---- Material provided

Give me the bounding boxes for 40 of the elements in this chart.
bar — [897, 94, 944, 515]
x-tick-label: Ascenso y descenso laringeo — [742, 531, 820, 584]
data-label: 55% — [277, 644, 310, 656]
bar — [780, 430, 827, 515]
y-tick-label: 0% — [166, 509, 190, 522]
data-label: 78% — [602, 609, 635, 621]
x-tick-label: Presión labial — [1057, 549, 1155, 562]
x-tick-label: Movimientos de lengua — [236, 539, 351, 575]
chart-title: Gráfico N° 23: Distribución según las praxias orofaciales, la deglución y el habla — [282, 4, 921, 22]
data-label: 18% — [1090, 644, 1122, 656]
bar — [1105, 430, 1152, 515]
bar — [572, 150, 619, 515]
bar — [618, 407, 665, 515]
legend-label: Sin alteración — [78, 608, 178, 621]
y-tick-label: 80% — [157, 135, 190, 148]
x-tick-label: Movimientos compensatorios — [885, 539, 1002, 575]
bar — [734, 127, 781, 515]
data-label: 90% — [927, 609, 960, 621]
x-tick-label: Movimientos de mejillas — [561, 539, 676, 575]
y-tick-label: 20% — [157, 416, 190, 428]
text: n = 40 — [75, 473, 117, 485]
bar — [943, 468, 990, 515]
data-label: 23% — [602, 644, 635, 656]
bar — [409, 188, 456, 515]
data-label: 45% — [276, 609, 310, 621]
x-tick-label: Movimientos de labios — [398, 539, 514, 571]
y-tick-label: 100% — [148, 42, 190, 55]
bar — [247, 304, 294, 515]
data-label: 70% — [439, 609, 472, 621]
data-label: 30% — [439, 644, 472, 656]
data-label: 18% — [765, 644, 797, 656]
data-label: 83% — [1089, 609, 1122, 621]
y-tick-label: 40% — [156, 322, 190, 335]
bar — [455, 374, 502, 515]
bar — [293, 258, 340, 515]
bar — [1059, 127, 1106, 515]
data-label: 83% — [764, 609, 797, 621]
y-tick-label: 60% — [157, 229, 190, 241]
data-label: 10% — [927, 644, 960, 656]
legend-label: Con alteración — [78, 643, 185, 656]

--------

▸ Stated exercise: Pull every line from the entries above and reproduce each one verbatim.

▸ Output:
Give me the bounding boxes for 40 of the elements in this chart.
bar — [897, 94, 944, 515]
x-tick-label: Ascenso y descenso laringeo — [742, 531, 820, 584]
data-label: 55% — [277, 644, 310, 656]
bar — [780, 430, 827, 515]
y-tick-label: 0% — [166, 509, 190, 522]
data-label: 78% — [602, 609, 635, 621]
x-tick-label: Presión labial — [1057, 549, 1155, 562]
x-tick-label: Movimientos de lengua — [236, 539, 351, 575]
chart-title: Gráfico N° 23: Distribución según las praxias orofaciales, la deglución y el habla — [282, 4, 921, 22]
data-label: 18% — [1090, 644, 1122, 656]
bar — [1105, 430, 1152, 515]
bar — [572, 150, 619, 515]
bar — [618, 407, 665, 515]
legend-label: Sin alteración — [78, 608, 178, 621]
y-tick-label: 80% — [157, 135, 190, 148]
x-tick-label: Movimientos compensatorios — [885, 539, 1002, 575]
bar — [734, 127, 781, 515]
data-label: 90% — [927, 609, 960, 621]
x-tick-label: Movimientos de mejillas — [561, 539, 676, 575]
y-tick-label: 20% — [157, 416, 190, 428]
text: n = 40 — [75, 473, 117, 485]
bar — [943, 468, 990, 515]
data-label: 23% — [602, 644, 635, 656]
bar — [409, 188, 456, 515]
data-label: 45% — [276, 609, 310, 621]
x-tick-label: Movimientos de labios — [398, 539, 514, 571]
y-tick-label: 100% — [148, 42, 190, 55]
bar — [247, 304, 294, 515]
data-label: 70% — [439, 609, 472, 621]
data-label: 30% — [439, 644, 472, 656]
data-label: 18% — [765, 644, 797, 656]
data-label: 83% — [1089, 609, 1122, 621]
y-tick-label: 40% — [156, 322, 190, 335]
bar — [455, 374, 502, 515]
bar — [293, 258, 340, 515]
bar — [1059, 127, 1106, 515]
data-label: 83% — [764, 609, 797, 621]
y-tick-label: 60% — [157, 229, 190, 241]
data-label: 10% — [927, 644, 960, 656]
legend-label: Con alteración — [78, 643, 185, 656]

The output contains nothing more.